Write out the material exactly, without any of its pictures.

**Supplied data**:
◆ ◆ ◆ ◆

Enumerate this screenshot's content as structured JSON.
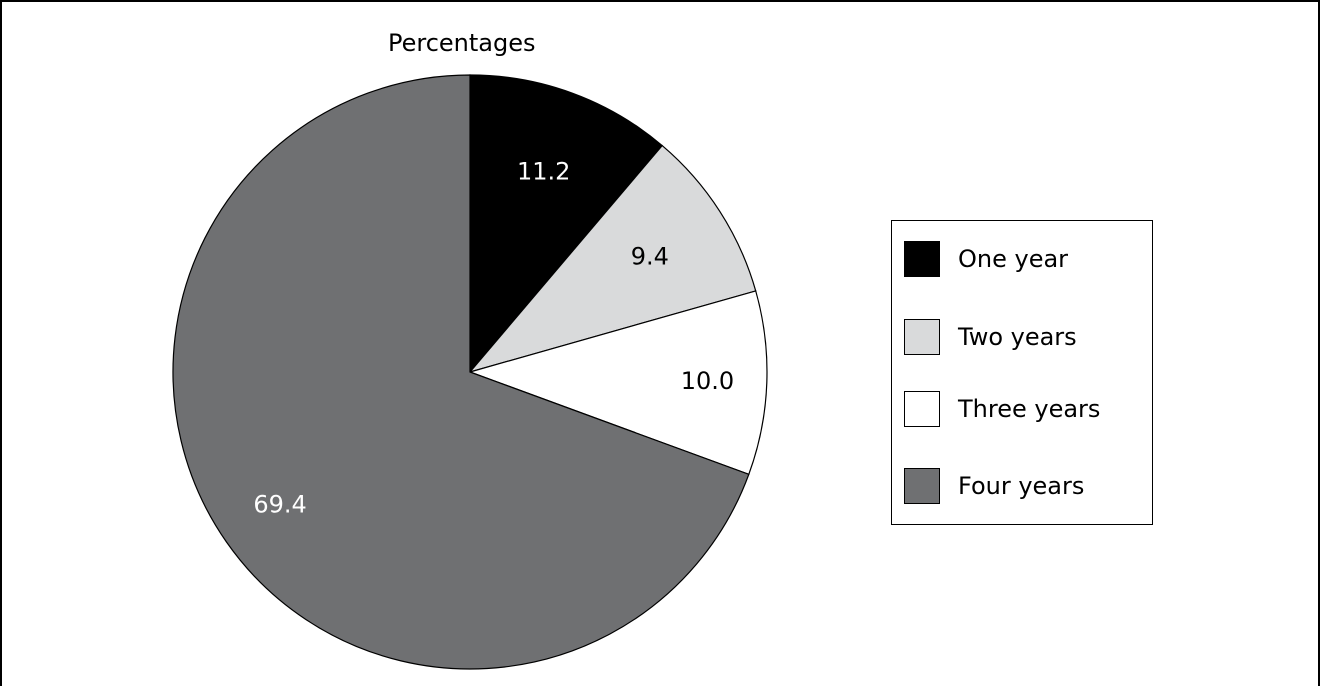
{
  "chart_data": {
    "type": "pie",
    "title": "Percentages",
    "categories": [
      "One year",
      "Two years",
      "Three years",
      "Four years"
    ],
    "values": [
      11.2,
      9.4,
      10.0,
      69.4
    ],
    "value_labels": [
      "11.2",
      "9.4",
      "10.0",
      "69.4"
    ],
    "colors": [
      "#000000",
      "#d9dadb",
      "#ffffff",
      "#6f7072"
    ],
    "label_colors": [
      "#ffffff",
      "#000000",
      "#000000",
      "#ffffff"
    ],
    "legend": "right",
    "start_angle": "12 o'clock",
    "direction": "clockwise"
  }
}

◆ ◆ ◆ ◆

**Written reply**:
Enumerate this screenshot's content as structured JSON.
{
  "chart_data": {
    "type": "pie",
    "title": "Percentages",
    "categories": [
      "One year",
      "Two years",
      "Three years",
      "Four years"
    ],
    "values": [
      11.2,
      9.4,
      10.0,
      69.4
    ],
    "value_labels": [
      "11.2",
      "9.4",
      "10.0",
      "69.4"
    ],
    "colors": [
      "#000000",
      "#d9dadb",
      "#ffffff",
      "#6f7072"
    ],
    "label_colors": [
      "#ffffff",
      "#000000",
      "#000000",
      "#ffffff"
    ],
    "legend": "right",
    "start_angle": "12 o'clock",
    "direction": "clockwise"
  }
}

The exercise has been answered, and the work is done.